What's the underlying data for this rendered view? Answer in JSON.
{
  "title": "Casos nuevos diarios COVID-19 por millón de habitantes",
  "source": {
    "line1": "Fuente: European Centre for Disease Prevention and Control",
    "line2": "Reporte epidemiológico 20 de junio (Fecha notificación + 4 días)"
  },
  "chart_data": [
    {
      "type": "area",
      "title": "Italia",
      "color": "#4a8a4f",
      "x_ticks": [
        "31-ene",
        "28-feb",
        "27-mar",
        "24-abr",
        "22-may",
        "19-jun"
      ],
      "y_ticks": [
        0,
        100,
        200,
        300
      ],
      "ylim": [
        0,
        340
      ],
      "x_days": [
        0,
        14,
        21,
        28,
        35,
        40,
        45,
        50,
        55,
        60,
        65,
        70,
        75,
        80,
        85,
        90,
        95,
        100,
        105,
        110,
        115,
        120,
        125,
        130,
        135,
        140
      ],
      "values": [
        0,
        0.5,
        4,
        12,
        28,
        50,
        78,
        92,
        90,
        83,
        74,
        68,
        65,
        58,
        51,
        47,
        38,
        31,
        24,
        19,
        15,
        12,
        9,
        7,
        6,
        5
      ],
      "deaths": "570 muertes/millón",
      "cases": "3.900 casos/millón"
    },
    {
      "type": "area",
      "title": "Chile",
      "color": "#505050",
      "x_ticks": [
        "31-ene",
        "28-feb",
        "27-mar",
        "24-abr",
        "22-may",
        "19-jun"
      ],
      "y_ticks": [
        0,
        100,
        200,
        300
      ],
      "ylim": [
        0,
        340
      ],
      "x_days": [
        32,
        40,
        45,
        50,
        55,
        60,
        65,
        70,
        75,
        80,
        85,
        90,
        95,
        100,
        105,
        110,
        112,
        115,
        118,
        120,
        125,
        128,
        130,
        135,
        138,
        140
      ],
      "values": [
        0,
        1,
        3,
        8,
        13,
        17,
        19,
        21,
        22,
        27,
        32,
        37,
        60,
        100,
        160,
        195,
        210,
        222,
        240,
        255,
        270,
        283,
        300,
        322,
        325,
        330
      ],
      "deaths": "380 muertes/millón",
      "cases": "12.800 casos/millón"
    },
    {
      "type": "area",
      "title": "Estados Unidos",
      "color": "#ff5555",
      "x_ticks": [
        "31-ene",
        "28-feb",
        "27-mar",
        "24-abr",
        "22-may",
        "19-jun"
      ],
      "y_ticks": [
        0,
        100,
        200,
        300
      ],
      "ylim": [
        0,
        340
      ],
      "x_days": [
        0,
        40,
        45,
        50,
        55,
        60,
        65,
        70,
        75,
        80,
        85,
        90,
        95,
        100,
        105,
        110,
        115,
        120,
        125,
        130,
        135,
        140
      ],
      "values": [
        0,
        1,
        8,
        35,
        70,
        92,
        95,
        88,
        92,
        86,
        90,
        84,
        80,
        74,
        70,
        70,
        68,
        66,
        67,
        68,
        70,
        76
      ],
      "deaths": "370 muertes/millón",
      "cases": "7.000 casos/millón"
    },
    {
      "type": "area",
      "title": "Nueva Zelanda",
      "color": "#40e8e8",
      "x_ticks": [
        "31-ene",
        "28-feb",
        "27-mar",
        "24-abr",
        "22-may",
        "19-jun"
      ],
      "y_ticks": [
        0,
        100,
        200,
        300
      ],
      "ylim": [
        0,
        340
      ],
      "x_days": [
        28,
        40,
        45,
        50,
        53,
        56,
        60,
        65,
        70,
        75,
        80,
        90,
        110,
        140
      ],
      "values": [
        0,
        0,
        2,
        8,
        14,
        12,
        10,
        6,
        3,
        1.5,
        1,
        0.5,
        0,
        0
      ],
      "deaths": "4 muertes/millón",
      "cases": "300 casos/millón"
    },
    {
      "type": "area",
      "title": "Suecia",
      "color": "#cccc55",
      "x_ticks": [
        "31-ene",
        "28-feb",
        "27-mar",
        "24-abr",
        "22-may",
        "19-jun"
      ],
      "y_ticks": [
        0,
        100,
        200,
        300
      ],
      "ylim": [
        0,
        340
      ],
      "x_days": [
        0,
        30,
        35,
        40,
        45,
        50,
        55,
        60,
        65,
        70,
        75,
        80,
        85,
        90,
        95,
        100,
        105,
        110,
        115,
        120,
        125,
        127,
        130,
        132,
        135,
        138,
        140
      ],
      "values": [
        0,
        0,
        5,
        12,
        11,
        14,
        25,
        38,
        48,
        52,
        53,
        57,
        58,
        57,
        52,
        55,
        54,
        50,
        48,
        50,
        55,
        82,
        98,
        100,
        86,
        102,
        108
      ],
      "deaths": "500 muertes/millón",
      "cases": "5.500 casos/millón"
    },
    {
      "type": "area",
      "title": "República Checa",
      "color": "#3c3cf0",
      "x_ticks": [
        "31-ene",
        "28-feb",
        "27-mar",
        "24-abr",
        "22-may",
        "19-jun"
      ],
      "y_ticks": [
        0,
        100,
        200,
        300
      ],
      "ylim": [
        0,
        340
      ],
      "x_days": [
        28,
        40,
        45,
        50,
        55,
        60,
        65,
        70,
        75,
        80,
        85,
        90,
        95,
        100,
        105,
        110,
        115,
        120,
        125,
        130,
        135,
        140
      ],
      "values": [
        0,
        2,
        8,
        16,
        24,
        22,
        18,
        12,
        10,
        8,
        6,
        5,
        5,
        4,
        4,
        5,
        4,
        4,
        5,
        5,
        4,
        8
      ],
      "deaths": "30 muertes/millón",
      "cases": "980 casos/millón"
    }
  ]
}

# # # # # # #

# [Your goal]
Output each entry precisely as given.

# [Reply]
What's the underlying data for this rendered view? Answer in JSON.
{
  "title": "Casos nuevos diarios COVID-19 por millón de habitantes",
  "source": {
    "line1": "Fuente: European Centre for Disease Prevention and Control",
    "line2": "Reporte epidemiológico 20 de junio (Fecha notificación + 4 días)"
  },
  "chart_data": [
    {
      "type": "area",
      "title": "Italia",
      "color": "#4a8a4f",
      "x_ticks": [
        "31-ene",
        "28-feb",
        "27-mar",
        "24-abr",
        "22-may",
        "19-jun"
      ],
      "y_ticks": [
        0,
        100,
        200,
        300
      ],
      "ylim": [
        0,
        340
      ],
      "x_days": [
        0,
        14,
        21,
        28,
        35,
        40,
        45,
        50,
        55,
        60,
        65,
        70,
        75,
        80,
        85,
        90,
        95,
        100,
        105,
        110,
        115,
        120,
        125,
        130,
        135,
        140
      ],
      "values": [
        0,
        0.5,
        4,
        12,
        28,
        50,
        78,
        92,
        90,
        83,
        74,
        68,
        65,
        58,
        51,
        47,
        38,
        31,
        24,
        19,
        15,
        12,
        9,
        7,
        6,
        5
      ],
      "deaths": "570 muertes/millón",
      "cases": "3.900 casos/millón"
    },
    {
      "type": "area",
      "title": "Chile",
      "color": "#505050",
      "x_ticks": [
        "31-ene",
        "28-feb",
        "27-mar",
        "24-abr",
        "22-may",
        "19-jun"
      ],
      "y_ticks": [
        0,
        100,
        200,
        300
      ],
      "ylim": [
        0,
        340
      ],
      "x_days": [
        32,
        40,
        45,
        50,
        55,
        60,
        65,
        70,
        75,
        80,
        85,
        90,
        95,
        100,
        105,
        110,
        112,
        115,
        118,
        120,
        125,
        128,
        130,
        135,
        138,
        140
      ],
      "values": [
        0,
        1,
        3,
        8,
        13,
        17,
        19,
        21,
        22,
        27,
        32,
        37,
        60,
        100,
        160,
        195,
        210,
        222,
        240,
        255,
        270,
        283,
        300,
        322,
        325,
        330
      ],
      "deaths": "380 muertes/millón",
      "cases": "12.800 casos/millón"
    },
    {
      "type": "area",
      "title": "Estados Unidos",
      "color": "#ff5555",
      "x_ticks": [
        "31-ene",
        "28-feb",
        "27-mar",
        "24-abr",
        "22-may",
        "19-jun"
      ],
      "y_ticks": [
        0,
        100,
        200,
        300
      ],
      "ylim": [
        0,
        340
      ],
      "x_days": [
        0,
        40,
        45,
        50,
        55,
        60,
        65,
        70,
        75,
        80,
        85,
        90,
        95,
        100,
        105,
        110,
        115,
        120,
        125,
        130,
        135,
        140
      ],
      "values": [
        0,
        1,
        8,
        35,
        70,
        92,
        95,
        88,
        92,
        86,
        90,
        84,
        80,
        74,
        70,
        70,
        68,
        66,
        67,
        68,
        70,
        76
      ],
      "deaths": "370 muertes/millón",
      "cases": "7.000 casos/millón"
    },
    {
      "type": "area",
      "title": "Nueva Zelanda",
      "color": "#40e8e8",
      "x_ticks": [
        "31-ene",
        "28-feb",
        "27-mar",
        "24-abr",
        "22-may",
        "19-jun"
      ],
      "y_ticks": [
        0,
        100,
        200,
        300
      ],
      "ylim": [
        0,
        340
      ],
      "x_days": [
        28,
        40,
        45,
        50,
        53,
        56,
        60,
        65,
        70,
        75,
        80,
        90,
        110,
        140
      ],
      "values": [
        0,
        0,
        2,
        8,
        14,
        12,
        10,
        6,
        3,
        1.5,
        1,
        0.5,
        0,
        0
      ],
      "deaths": "4 muertes/millón",
      "cases": "300 casos/millón"
    },
    {
      "type": "area",
      "title": "Suecia",
      "color": "#cccc55",
      "x_ticks": [
        "31-ene",
        "28-feb",
        "27-mar",
        "24-abr",
        "22-may",
        "19-jun"
      ],
      "y_ticks": [
        0,
        100,
        200,
        300
      ],
      "ylim": [
        0,
        340
      ],
      "x_days": [
        0,
        30,
        35,
        40,
        45,
        50,
        55,
        60,
        65,
        70,
        75,
        80,
        85,
        90,
        95,
        100,
        105,
        110,
        115,
        120,
        125,
        127,
        130,
        132,
        135,
        138,
        140
      ],
      "values": [
        0,
        0,
        5,
        12,
        11,
        14,
        25,
        38,
        48,
        52,
        53,
        57,
        58,
        57,
        52,
        55,
        54,
        50,
        48,
        50,
        55,
        82,
        98,
        100,
        86,
        102,
        108
      ],
      "deaths": "500 muertes/millón",
      "cases": "5.500 casos/millón"
    },
    {
      "type": "area",
      "title": "República Checa",
      "color": "#3c3cf0",
      "x_ticks": [
        "31-ene",
        "28-feb",
        "27-mar",
        "24-abr",
        "22-may",
        "19-jun"
      ],
      "y_ticks": [
        0,
        100,
        200,
        300
      ],
      "ylim": [
        0,
        340
      ],
      "x_days": [
        28,
        40,
        45,
        50,
        55,
        60,
        65,
        70,
        75,
        80,
        85,
        90,
        95,
        100,
        105,
        110,
        115,
        120,
        125,
        130,
        135,
        140
      ],
      "values": [
        0,
        2,
        8,
        16,
        24,
        22,
        18,
        12,
        10,
        8,
        6,
        5,
        5,
        4,
        4,
        5,
        4,
        4,
        5,
        5,
        4,
        8
      ],
      "deaths": "30 muertes/millón",
      "cases": "980 casos/millón"
    }
  ]
}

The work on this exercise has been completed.